EXERCISE BRIEF:
Gather the lines below that include the string "rekonstrukce", copying each in full.

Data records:
-------------------------

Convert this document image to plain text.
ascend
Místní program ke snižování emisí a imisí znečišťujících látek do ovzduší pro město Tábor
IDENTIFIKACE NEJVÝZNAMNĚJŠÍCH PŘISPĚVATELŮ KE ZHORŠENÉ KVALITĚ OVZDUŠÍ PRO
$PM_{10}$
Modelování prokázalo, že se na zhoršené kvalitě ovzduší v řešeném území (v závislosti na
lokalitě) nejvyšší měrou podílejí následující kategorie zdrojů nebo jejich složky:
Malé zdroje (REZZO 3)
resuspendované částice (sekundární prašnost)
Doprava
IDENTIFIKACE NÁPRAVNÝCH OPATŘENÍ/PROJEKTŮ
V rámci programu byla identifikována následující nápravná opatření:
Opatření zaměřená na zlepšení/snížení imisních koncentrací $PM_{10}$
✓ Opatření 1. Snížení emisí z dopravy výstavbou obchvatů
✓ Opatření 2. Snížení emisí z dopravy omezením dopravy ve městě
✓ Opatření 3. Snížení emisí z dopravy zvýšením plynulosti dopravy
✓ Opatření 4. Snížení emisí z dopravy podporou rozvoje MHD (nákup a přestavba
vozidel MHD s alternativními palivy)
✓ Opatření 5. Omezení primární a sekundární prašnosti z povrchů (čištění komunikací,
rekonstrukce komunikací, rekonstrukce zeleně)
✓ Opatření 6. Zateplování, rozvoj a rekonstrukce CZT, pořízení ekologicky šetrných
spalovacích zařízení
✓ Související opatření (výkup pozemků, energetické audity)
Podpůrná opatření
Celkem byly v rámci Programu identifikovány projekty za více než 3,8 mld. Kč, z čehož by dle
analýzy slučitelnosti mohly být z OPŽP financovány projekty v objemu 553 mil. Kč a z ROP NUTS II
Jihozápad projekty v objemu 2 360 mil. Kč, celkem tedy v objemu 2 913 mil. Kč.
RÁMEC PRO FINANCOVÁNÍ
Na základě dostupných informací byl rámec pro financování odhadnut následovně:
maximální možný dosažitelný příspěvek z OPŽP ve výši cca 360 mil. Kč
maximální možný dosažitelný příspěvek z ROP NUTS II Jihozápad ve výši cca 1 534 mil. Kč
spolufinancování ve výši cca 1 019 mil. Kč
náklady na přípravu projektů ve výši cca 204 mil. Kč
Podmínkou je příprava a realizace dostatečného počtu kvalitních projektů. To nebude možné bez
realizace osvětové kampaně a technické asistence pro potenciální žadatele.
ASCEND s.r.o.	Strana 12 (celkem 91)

-------------------------

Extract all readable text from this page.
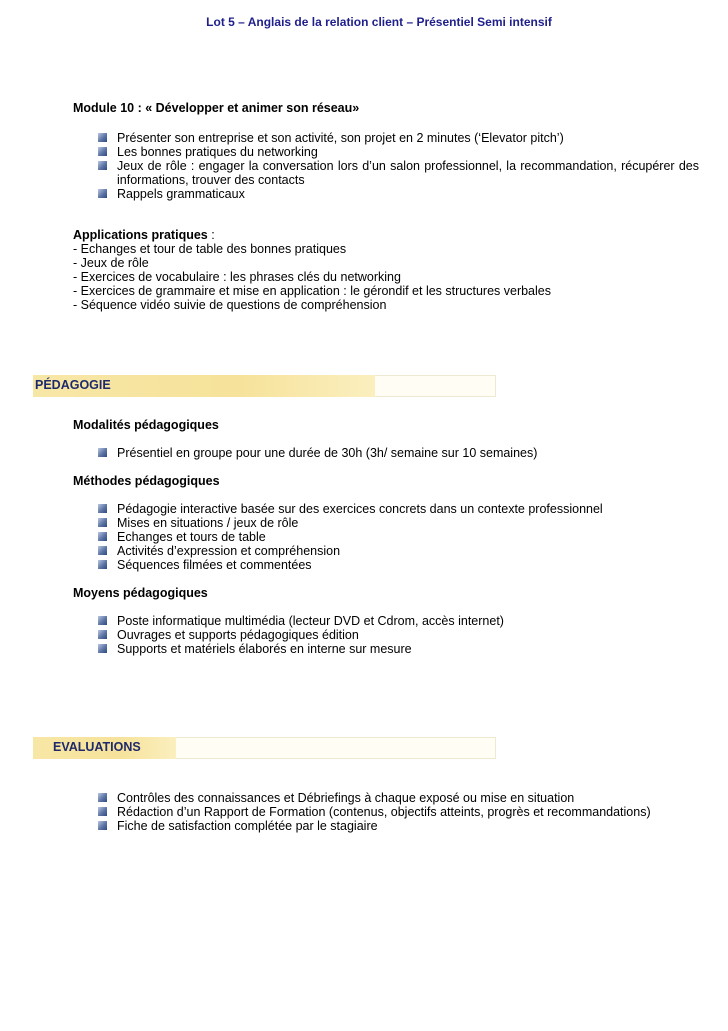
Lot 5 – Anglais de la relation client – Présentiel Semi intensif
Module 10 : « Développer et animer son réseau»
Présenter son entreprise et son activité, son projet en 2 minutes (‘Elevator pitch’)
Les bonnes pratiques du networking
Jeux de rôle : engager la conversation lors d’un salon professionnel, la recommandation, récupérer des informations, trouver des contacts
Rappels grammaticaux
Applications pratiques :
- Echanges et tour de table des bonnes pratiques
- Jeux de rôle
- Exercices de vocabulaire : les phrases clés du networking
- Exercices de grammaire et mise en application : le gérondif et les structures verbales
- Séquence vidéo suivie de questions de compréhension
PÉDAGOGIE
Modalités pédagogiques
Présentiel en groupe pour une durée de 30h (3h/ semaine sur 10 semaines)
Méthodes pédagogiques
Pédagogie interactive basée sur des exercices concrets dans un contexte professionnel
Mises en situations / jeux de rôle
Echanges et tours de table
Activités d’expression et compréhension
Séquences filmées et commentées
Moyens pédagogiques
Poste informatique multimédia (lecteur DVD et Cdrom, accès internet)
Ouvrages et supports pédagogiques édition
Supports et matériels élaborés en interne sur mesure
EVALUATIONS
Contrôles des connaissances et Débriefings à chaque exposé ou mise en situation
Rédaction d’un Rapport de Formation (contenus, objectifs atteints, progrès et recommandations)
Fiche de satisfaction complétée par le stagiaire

-------------------------

COMPLETE OUTPUT:
rekonstrukce komunikací, rekonstrukce zeleně)
✓ Opatření 6. Zateplování, rozvoj a rekonstrukce CZT, pořízení ekologicky šetrných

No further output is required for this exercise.